Given passage
--------------------
Trip to Pilani... a wife's experience ...
Saturday, November 07, 2009
Posted by: BITSAA Newsletter
BITSians reminiscing about their days in Pilani campus in not uncommon. We encounter blogs, mail threads, word-press posts, Sandpaper 2.0 articles, tweets, Facebook status messages and many more where each BITSian recollects his/her chapters from the garland of Pilani memories.
How does it sound when a BITSian's spouse embarks the task of writing the Pilani experiece? Dinesh Maheshwari, (70E05024) and his wife Archana Maheshwari visited the Pilani campus for the Coral Jubilee event of batch 70-75 in October 2009.
We found a an excerpt from Archana's dairy and could not stop reading it the moment we started it. Read on for yourself ...
For the last 30 years I have heard stories about Pilani, not once but every
time my husband met another Pilanian. I've seen his face light up at the
mention of Pilani. Same stories repeated again and again and again, till
their wives had most of them memorized. I was curious to know what attracts
thousands of Pilanians to this remote University town, 200kms south of Delhi.
Around 75 Pilanians from all over the world were headed towards Pilani for
the coral jubilee celebration of the 70-75 batch from Oct 24th to 27th. The
mood of the weekend started with the initial meeting at the bus stop in
Delhi. For my husband, the anticipation and excitement was no different than
a child going back to school to meet his friends after a long summer
holiday. The experience was surreal… seeing all those ‘old’ faces in
different form and sizes and trying to match the name to the appearance....
some seeing each other after their graduation, some having met only one or
two times in the last 35 years. The bus ride from Delhi to Pilani was
another experience... where all the wives were pushed to the front and the
hooting, shouting, and laughter filled the back of the bus with all those
grown up men re-living the 'good old days' How true, however old you may
get there is always a child within!
We got a hearty welcome by the students at the VFast Guest House.
Sunday lunch was at the RPA mess. I’m sure every wife must have heard about
the bread pakoras, peeli dal, kali dal, mirch ki, bina mirch ki, aloo chips,
kasata ice cream, that big bowl of fruit cream, and aloo parathas every
Sunday. We got a taste of most of these delicacies over a period of 3 days
and wondered why we have been challenged for the last so many years not to
compete with those preparations. However I may wonder, I decided not to try.
A visit to one of the hostel rooms was also an experience. Not one of them
complained about the basic amenities in their hostels. They still had a lot
of enthusiasm in their voice when they talked about the wooden cot without a
mattress, a wooden chair without a cushion, a large size tin trunk perched
on a ledge to store their stuff when they left for vacation, no water
fountains, no TV, just a radio and caroms for entertainment, playing cricket
in the hallway, enjoying maalish on the window parapets in the winters. Not
much has changed since then except that every room has an internet
connection and the windows have been covered with grill. I wonder if the
same Pilanians are as accepting and appreciative of their surroundings as
they were 35 years back.
--------------------
Dataset extract
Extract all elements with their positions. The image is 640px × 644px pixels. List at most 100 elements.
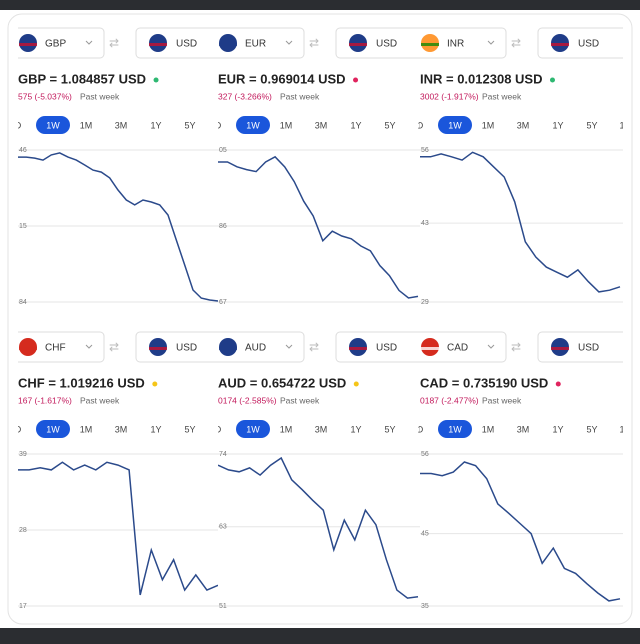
--------------------
Task details
Do the statements below agree with the Pilani trip post above? Answer each with yes or no and quote the words of the post that decide it.
1. The coral jubilee celebration of the 70-75 batch ran from October 24th to 27th.
2. On the bus ride from Delhi to Pilani, the wives sat at the back of the bus.
3. Every hostel room now has an internet connection.

Finished task
1. Yes: "the coral jubilee celebration of the 70-75 batch from Oct 24th to 27th"
2. No: "all the wives were pushed to the front"
3. Yes: "every room has an internet connection"